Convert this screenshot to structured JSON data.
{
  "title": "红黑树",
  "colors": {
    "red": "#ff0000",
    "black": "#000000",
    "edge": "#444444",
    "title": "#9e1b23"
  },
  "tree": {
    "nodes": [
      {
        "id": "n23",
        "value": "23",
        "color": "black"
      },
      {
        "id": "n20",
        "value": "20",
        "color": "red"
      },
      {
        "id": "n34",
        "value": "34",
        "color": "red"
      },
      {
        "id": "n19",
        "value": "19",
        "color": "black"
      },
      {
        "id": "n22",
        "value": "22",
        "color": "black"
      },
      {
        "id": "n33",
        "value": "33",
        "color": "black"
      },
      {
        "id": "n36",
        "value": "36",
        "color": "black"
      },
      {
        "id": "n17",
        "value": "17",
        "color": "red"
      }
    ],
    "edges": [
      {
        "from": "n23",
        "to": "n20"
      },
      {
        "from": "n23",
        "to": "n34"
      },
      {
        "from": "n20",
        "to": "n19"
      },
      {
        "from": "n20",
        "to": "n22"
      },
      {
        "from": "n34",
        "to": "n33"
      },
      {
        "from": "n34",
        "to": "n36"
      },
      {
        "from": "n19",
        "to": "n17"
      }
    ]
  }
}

══════════

Retype all of the entries precisely as they are.

Convert this screenshot to structured JSON data.
{
  "title": "红黑树",
  "colors": {
    "red": "#ff0000",
    "black": "#000000",
    "edge": "#444444",
    "title": "#9e1b23"
  },
  "tree": {
    "nodes": [
      {
        "id": "n23",
        "value": "23",
        "color": "black"
      },
      {
        "id": "n20",
        "value": "20",
        "color": "red"
      },
      {
        "id": "n34",
        "value": "34",
        "color": "red"
      },
      {
        "id": "n19",
        "value": "19",
        "color": "black"
      },
      {
        "id": "n22",
        "value": "22",
        "color": "black"
      },
      {
        "id": "n33",
        "value": "33",
        "color": "black"
      },
      {
        "id": "n36",
        "value": "36",
        "color": "black"
      },
      {
        "id": "n17",
        "value": "17",
        "color": "red"
      }
    ],
    "edges": [
      {
        "from": "n23",
        "to": "n20"
      },
      {
        "from": "n23",
        "to": "n34"
      },
      {
        "from": "n20",
        "to": "n19"
      },
      {
        "from": "n20",
        "to": "n22"
      },
      {
        "from": "n34",
        "to": "n33"
      },
      {
        "from": "n34",
        "to": "n36"
      },
      {
        "from": "n19",
        "to": "n17"
      }
    ]
  }
}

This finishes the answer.